DO THIS | Take the line that contains "Transcribe the text in this document." as the first and the last line of the material as the final one; set down exactly the lines in that span.

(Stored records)
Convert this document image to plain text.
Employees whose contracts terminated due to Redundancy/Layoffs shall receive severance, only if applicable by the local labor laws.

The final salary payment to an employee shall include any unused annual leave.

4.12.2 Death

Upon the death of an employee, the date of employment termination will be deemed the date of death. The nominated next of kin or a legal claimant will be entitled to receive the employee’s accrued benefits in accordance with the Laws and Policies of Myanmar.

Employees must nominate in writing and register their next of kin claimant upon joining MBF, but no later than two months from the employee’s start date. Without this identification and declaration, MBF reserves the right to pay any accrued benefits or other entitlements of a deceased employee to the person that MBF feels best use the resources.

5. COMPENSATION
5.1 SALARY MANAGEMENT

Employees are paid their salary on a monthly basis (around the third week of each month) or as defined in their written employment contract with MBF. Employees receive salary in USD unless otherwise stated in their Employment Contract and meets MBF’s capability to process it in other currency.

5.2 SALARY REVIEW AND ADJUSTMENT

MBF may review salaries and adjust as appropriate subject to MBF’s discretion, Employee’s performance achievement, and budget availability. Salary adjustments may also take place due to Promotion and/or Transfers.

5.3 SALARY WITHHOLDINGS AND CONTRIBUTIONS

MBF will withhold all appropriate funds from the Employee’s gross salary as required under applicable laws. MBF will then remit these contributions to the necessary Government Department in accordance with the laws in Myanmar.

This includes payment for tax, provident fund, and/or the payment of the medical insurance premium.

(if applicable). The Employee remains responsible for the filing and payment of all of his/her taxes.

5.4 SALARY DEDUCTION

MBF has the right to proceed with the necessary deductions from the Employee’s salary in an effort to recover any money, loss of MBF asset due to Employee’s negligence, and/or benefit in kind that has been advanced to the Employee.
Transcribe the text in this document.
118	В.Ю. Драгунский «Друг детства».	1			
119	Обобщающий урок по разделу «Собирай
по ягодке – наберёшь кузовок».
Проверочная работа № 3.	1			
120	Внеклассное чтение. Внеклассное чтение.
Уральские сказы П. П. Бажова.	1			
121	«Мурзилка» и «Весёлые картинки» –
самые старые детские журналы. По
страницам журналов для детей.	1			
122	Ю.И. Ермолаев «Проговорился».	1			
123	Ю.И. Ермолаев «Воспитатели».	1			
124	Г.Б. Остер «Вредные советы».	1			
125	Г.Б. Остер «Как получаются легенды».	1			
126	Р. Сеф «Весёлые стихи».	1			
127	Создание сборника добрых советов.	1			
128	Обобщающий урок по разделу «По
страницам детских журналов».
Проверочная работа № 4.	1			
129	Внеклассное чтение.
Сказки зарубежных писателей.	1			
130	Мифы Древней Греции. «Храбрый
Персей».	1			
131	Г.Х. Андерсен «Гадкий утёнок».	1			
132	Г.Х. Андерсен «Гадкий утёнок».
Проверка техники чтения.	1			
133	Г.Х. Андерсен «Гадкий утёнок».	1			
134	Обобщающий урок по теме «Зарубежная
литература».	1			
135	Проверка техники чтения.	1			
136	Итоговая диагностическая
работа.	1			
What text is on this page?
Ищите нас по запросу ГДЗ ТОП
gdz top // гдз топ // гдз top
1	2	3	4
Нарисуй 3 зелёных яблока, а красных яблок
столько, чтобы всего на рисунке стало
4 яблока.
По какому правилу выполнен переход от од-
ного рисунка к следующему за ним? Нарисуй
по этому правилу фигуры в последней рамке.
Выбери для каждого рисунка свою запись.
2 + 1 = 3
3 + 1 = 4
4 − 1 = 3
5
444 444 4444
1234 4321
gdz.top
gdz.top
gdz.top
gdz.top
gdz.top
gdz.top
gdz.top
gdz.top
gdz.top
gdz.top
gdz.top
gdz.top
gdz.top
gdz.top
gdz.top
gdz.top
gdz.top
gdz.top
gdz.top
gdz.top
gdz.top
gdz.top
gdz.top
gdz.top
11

OUTPUT BELOW |
Transcribe the text in this document.
118	В.Ю. Драгунский «Друг детства».	1			
119	Обобщающий урок по разделу «Собирай
по ягодке – наберёшь кузовок».
Проверочная работа № 3.	1			
120	Внеклассное чтение. Внеклассное чтение.
Уральские сказы П. П. Бажова.	1			
121	«Мурзилка» и «Весёлые картинки» –
самые старые детские журналы. По
страницам журналов для детей.	1			
122	Ю.И. Ермолаев «Проговорился».	1			
123	Ю.И. Ермолаев «Воспитатели».	1			
124	Г.Б. Остер «Вредные советы».	1			
125	Г.Б. Остер «Как получаются легенды».	1			
126	Р. Сеф «Весёлые стихи».	1			
127	Создание сборника добрых советов.	1			
128	Обобщающий урок по разделу «По
страницам детских журналов».
Проверочная работа № 4.	1			
129	Внеклассное чтение.
Сказки зарубежных писателей.	1			
130	Мифы Древней Греции. «Храбрый
Персей».	1			
131	Г.Х. Андерсен «Гадкий утёнок».	1			
132	Г.Х. Андерсен «Гадкий утёнок».
Проверка техники чтения.	1			
133	Г.Х. Андерсен «Гадкий утёнок».	1			
134	Обобщающий урок по теме «Зарубежная
литература».	1			
135	Проверка техники чтения.	1			
136	Итоговая диагностическая
работа.	1			
What text is on this page?
Ищите нас по запросу ГДЗ ТОП
gdz top // гдз топ // гдз top
1	2	3	4
Нарисуй 3 зелёных яблока, а красных яблок
столько, чтобы всего на рисунке стало
4 яблока.
По какому правилу выполнен переход от од-
ного рисунка к следующему за ним? Нарисуй
по этому правилу фигуры в последней рамке.
Выбери для каждого рисунка свою запись.
2 + 1 = 3
3 + 1 = 4
4 − 1 = 3
5
444 444 4444
1234 4321
gdz.top
gdz.top
gdz.top
gdz.top
gdz.top
gdz.top
gdz.top
gdz.top
gdz.top
gdz.top
gdz.top
gdz.top
gdz.top
gdz.top
gdz.top
gdz.top
gdz.top
gdz.top
gdz.top
gdz.top
gdz.top
gdz.top
gdz.top
gdz.top
11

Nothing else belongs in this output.